> _DESCRIPTION OF THE TASK_
Say how many lines in the records include the string "Acknowledgement", adding no other words.

◇ ◇ ◇ ◇ ◇ ◇ ◇

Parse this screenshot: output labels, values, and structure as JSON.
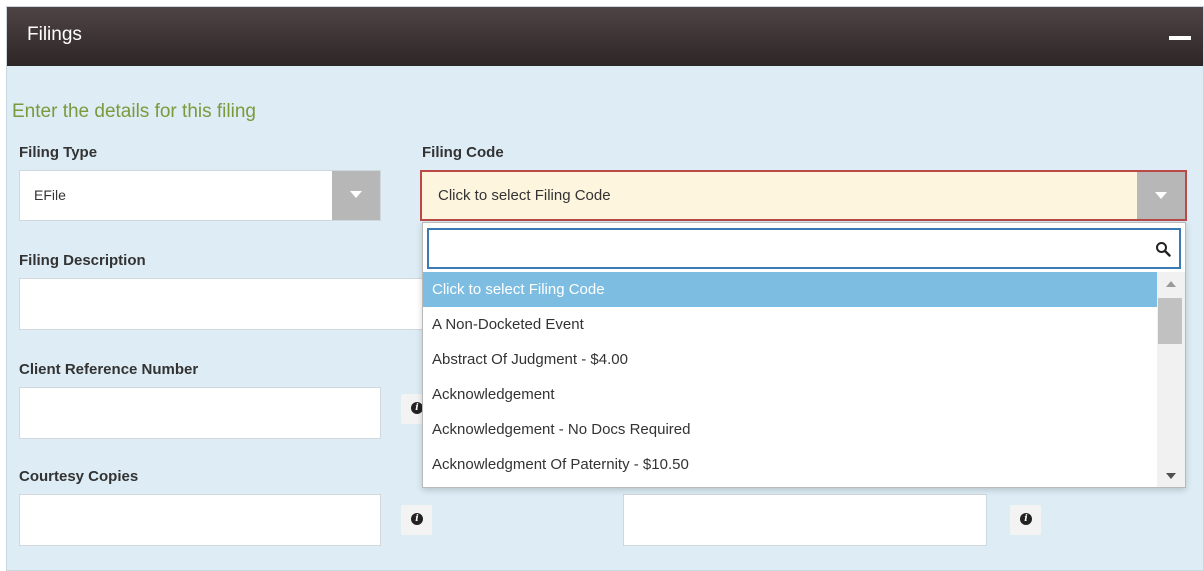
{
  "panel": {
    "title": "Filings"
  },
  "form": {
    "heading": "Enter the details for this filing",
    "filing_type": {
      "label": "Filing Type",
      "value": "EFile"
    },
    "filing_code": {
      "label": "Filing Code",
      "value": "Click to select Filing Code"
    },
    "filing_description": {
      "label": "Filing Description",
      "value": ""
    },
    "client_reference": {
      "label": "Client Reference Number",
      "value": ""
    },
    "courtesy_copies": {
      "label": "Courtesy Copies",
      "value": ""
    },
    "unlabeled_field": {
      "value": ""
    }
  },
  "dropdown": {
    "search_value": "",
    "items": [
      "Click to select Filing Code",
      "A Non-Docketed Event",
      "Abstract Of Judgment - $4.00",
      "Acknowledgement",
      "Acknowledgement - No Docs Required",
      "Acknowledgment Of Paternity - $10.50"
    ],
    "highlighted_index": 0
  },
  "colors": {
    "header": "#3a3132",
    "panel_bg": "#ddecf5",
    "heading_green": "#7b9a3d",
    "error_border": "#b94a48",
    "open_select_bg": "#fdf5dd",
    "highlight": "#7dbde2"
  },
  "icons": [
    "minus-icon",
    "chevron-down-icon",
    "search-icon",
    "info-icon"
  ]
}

◇ ◇ ◇ ◇ ◇ ◇ ◇

> _SOLUTION TO THIS PROBLEM_
2